(Records)
# # # # #
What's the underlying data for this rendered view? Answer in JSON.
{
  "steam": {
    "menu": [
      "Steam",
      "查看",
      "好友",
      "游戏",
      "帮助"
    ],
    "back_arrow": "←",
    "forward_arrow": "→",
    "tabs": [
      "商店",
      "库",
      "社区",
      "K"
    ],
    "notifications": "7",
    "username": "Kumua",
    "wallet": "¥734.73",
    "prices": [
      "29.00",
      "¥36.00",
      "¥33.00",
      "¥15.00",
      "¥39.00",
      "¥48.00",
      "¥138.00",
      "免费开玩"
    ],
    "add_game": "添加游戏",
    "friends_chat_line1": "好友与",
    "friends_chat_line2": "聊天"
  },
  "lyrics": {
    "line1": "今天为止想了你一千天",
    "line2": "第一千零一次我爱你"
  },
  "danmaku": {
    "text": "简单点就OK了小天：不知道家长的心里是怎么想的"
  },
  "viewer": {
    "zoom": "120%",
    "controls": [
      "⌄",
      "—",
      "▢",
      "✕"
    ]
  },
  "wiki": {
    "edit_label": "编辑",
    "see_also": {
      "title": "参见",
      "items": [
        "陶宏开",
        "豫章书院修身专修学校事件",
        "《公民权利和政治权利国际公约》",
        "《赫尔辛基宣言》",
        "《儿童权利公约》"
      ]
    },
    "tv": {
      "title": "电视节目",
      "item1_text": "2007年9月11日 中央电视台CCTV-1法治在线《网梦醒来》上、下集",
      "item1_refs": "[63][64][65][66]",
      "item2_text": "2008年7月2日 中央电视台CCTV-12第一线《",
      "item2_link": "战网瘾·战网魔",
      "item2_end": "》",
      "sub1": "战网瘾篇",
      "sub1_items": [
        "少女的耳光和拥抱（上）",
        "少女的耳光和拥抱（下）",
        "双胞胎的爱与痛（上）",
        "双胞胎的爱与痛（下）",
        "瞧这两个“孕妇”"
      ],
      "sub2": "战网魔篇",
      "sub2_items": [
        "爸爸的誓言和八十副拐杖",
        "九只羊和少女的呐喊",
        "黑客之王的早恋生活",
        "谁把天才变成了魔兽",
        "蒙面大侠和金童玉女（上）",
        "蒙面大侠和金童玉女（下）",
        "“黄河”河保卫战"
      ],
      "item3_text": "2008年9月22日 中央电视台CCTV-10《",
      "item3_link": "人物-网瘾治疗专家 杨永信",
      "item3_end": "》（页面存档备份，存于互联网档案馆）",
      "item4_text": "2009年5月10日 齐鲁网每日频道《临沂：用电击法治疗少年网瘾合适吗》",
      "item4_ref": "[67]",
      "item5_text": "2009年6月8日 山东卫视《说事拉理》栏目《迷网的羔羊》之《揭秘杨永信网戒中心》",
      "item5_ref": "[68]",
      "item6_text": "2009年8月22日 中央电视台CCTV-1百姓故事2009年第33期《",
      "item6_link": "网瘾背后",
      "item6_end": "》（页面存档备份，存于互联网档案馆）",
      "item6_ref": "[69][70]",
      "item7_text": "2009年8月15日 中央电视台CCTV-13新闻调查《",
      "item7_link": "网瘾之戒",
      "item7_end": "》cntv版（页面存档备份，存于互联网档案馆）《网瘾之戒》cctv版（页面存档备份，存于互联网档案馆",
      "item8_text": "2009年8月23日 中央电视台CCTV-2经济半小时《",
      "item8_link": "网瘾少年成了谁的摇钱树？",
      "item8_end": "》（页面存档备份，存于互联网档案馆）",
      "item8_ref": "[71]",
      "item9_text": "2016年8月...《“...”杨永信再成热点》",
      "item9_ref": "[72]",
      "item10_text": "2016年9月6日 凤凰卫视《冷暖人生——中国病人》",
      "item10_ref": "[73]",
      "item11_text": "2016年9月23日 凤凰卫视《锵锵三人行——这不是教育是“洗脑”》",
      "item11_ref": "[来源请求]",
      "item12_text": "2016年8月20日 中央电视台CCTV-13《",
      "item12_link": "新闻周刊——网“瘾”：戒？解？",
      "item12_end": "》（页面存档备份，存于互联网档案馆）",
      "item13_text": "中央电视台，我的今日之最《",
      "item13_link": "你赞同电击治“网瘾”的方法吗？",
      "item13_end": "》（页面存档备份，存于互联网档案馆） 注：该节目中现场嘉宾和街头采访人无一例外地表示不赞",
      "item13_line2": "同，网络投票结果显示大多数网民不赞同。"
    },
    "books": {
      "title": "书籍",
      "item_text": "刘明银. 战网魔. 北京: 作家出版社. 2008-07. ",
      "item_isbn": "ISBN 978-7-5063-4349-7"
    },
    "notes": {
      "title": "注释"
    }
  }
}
# # # # #
▶ **Directions**: Give an exact copy of all the data shown above.

▶ **Full output**:
What's the underlying data for this rendered view? Answer in JSON.
{
  "steam": {
    "menu": [
      "Steam",
      "查看",
      "好友",
      "游戏",
      "帮助"
    ],
    "back_arrow": "←",
    "forward_arrow": "→",
    "tabs": [
      "商店",
      "库",
      "社区",
      "K"
    ],
    "notifications": "7",
    "username": "Kumua",
    "wallet": "¥734.73",
    "prices": [
      "29.00",
      "¥36.00",
      "¥33.00",
      "¥15.00",
      "¥39.00",
      "¥48.00",
      "¥138.00",
      "免费开玩"
    ],
    "add_game": "添加游戏",
    "friends_chat_line1": "好友与",
    "friends_chat_line2": "聊天"
  },
  "lyrics": {
    "line1": "今天为止想了你一千天",
    "line2": "第一千零一次我爱你"
  },
  "danmaku": {
    "text": "简单点就OK了小天：不知道家长的心里是怎么想的"
  },
  "viewer": {
    "zoom": "120%",
    "controls": [
      "⌄",
      "—",
      "▢",
      "✕"
    ]
  },
  "wiki": {
    "edit_label": "编辑",
    "see_also": {
      "title": "参见",
      "items": [
        "陶宏开",
        "豫章书院修身专修学校事件",
        "《公民权利和政治权利国际公约》",
        "《赫尔辛基宣言》",
        "《儿童权利公约》"
      ]
    },
    "tv": {
      "title": "电视节目",
      "item1_text": "2007年9月11日 中央电视台CCTV-1法治在线《网梦醒来》上、下集",
      "item1_refs": "[63][64][65][66]",
      "item2_text": "2008年7月2日 中央电视台CCTV-12第一线《",
      "item2_link": "战网瘾·战网魔",
      "item2_end": "》",
      "sub1": "战网瘾篇",
      "sub1_items": [
        "少女的耳光和拥抱（上）",
        "少女的耳光和拥抱（下）",
        "双胞胎的爱与痛（上）",
        "双胞胎的爱与痛（下）",
        "瞧这两个“孕妇”"
      ],
      "sub2": "战网魔篇",
      "sub2_items": [
        "爸爸的誓言和八十副拐杖",
        "九只羊和少女的呐喊",
        "黑客之王的早恋生活",
        "谁把天才变成了魔兽",
        "蒙面大侠和金童玉女（上）",
        "蒙面大侠和金童玉女（下）",
        "“黄河”河保卫战"
      ],
      "item3_text": "2008年9月22日 中央电视台CCTV-10《",
      "item3_link": "人物-网瘾治疗专家 杨永信",
      "item3_end": "》（页面存档备份，存于互联网档案馆）",
      "item4_text": "2009年5月10日 齐鲁网每日频道《临沂：用电击法治疗少年网瘾合适吗》",
      "item4_ref": "[67]",
      "item5_text": "2009年6月8日 山东卫视《说事拉理》栏目《迷网的羔羊》之《揭秘杨永信网戒中心》",
      "item5_ref": "[68]",
      "item6_text": "2009年8月22日 中央电视台CCTV-1百姓故事2009年第33期《",
      "item6_link": "网瘾背后",
      "item6_end": "》（页面存档备份，存于互联网档案馆）",
      "item6_ref": "[69][70]",
      "item7_text": "2009年8月15日 中央电视台CCTV-13新闻调查《",
      "item7_link": "网瘾之戒",
      "item7_end": "》cntv版（页面存档备份，存于互联网档案馆）《网瘾之戒》cctv版（页面存档备份，存于互联网档案馆",
      "item8_text": "2009年8月23日 中央电视台CCTV-2经济半小时《",
      "item8_link": "网瘾少年成了谁的摇钱树？",
      "item8_end": "》（页面存档备份，存于互联网档案馆）",
      "item8_ref": "[71]",
      "item9_text": "2016年8月...《“...”杨永信再成热点》",
      "item9_ref": "[72]",
      "item10_text": "2016年9月6日 凤凰卫视《冷暖人生——中国病人》",
      "item10_ref": "[73]",
      "item11_text": "2016年9月23日 凤凰卫视《锵锵三人行——这不是教育是“洗脑”》",
      "item11_ref": "[来源请求]",
      "item12_text": "2016年8月20日 中央电视台CCTV-13《",
      "item12_link": "新闻周刊——网“瘾”：戒？解？",
      "item12_end": "》（页面存档备份，存于互联网档案馆）",
      "item13_text": "中央电视台，我的今日之最《",
      "item13_link": "你赞同电击治“网瘾”的方法吗？",
      "item13_end": "》（页面存档备份，存于互联网档案馆） 注：该节目中现场嘉宾和街头采访人无一例外地表示不赞",
      "item13_line2": "同，网络投票结果显示大多数网民不赞同。"
    },
    "books": {
      "title": "书籍",
      "item_text": "刘明银. 战网魔. 北京: 作家出版社. 2008-07. ",
      "item_isbn": "ISBN 978-7-5063-4349-7"
    },
    "notes": {
      "title": "注释"
    }
  }
}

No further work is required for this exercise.